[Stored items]
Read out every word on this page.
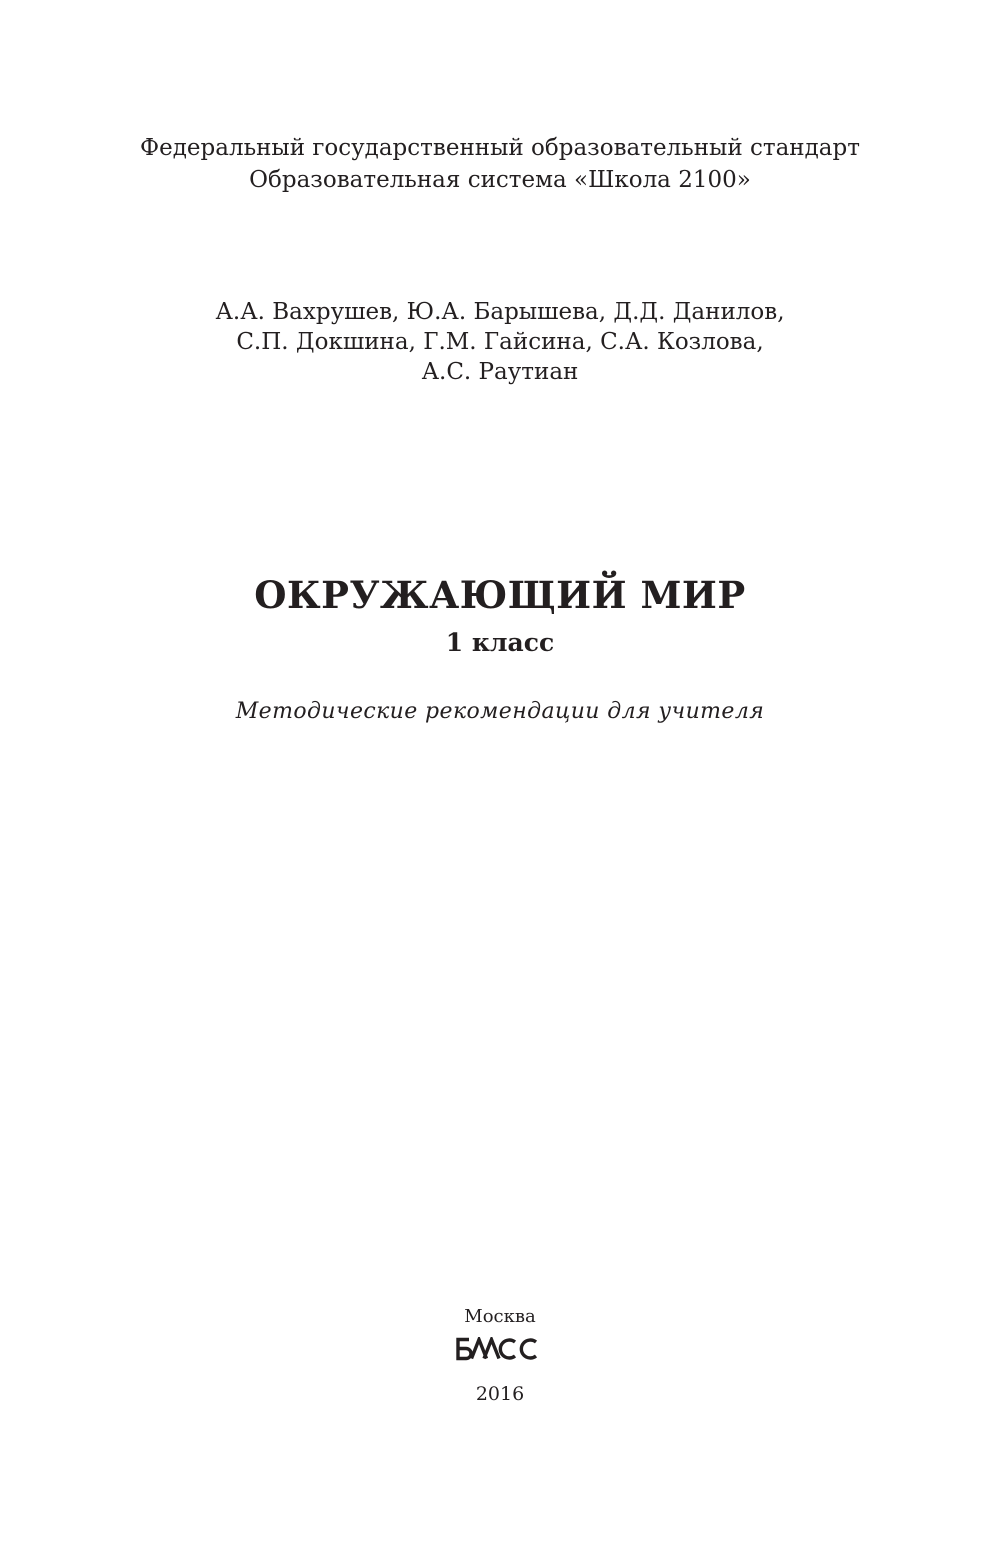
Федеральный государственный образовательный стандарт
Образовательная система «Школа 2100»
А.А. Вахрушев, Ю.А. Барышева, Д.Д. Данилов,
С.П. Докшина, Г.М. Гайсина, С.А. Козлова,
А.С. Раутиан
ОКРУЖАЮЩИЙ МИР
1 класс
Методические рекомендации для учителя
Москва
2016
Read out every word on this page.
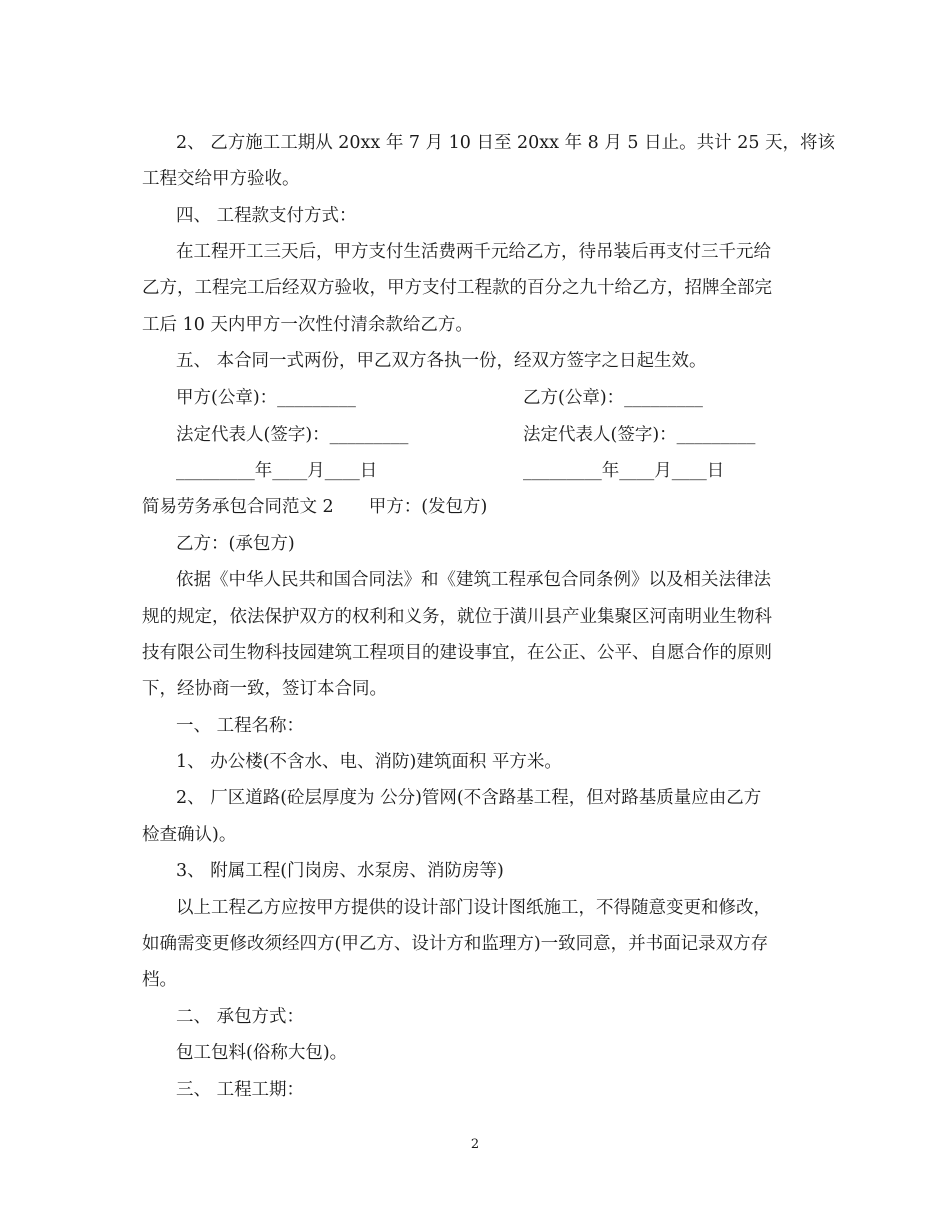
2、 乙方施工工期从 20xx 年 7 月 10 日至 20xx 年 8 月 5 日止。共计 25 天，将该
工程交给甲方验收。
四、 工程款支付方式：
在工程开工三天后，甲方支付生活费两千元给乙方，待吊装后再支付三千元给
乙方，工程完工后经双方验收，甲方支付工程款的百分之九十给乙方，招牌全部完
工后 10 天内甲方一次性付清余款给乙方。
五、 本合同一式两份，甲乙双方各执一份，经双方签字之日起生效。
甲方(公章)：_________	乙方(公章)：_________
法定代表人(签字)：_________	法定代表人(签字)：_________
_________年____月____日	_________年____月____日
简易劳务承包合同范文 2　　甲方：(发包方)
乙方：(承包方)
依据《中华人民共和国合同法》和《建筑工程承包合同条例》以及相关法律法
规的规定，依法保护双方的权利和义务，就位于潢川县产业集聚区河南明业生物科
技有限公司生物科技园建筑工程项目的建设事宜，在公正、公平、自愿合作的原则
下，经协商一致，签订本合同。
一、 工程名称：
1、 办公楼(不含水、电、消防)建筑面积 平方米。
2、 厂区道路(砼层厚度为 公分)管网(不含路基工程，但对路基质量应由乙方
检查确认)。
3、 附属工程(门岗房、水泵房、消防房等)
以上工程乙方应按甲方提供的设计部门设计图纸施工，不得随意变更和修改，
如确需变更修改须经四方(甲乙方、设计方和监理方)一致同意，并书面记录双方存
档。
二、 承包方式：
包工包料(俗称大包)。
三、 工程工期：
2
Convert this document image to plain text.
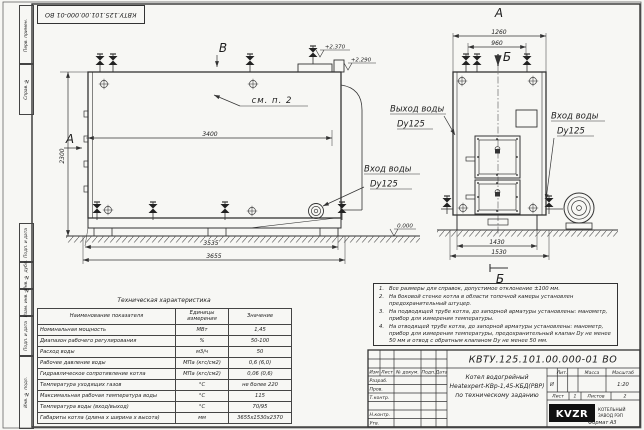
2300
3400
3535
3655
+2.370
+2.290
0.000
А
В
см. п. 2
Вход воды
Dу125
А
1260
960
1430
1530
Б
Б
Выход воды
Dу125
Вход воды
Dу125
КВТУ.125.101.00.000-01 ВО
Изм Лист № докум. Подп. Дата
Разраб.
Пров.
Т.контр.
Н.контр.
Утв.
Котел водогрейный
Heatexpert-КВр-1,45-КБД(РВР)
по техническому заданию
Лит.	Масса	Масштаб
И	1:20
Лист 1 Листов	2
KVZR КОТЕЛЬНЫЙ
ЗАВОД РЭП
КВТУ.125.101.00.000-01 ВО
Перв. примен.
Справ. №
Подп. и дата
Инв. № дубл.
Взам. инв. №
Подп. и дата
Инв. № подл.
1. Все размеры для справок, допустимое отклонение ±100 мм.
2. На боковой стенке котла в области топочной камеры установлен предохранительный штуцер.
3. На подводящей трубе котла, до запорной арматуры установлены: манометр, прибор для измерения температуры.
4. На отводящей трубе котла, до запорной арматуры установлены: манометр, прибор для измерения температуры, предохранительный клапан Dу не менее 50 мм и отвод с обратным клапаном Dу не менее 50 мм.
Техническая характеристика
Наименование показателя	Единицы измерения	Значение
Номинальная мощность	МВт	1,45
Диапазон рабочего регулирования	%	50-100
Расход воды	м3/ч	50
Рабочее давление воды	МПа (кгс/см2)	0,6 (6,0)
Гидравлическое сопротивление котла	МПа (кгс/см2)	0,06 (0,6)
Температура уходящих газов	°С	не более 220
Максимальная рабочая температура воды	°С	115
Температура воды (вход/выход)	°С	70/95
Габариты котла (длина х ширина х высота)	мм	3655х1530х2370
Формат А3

---

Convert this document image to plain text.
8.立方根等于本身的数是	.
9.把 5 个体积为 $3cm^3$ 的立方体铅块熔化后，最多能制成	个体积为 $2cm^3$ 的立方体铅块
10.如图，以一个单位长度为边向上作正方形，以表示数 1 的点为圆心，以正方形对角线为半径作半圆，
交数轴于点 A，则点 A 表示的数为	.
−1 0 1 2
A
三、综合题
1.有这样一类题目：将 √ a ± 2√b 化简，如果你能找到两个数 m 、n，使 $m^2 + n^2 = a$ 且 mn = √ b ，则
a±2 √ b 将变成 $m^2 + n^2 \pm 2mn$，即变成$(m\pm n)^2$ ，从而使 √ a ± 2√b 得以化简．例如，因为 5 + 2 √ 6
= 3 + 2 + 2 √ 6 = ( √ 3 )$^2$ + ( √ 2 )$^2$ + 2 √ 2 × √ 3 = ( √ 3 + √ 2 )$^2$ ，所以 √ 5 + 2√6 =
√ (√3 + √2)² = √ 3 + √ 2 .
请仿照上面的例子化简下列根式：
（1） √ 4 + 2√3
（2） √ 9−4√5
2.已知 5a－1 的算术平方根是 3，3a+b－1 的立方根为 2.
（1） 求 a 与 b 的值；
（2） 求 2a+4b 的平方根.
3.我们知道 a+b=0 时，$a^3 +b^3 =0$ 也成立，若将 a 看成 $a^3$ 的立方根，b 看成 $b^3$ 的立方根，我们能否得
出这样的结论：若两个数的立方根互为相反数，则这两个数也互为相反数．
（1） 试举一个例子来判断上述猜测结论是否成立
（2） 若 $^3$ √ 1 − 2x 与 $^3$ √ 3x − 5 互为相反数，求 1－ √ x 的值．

> Your goal
Looking at the records above, work out how many lines include the string "запорной". Give the number and nothing else.

> Written response
2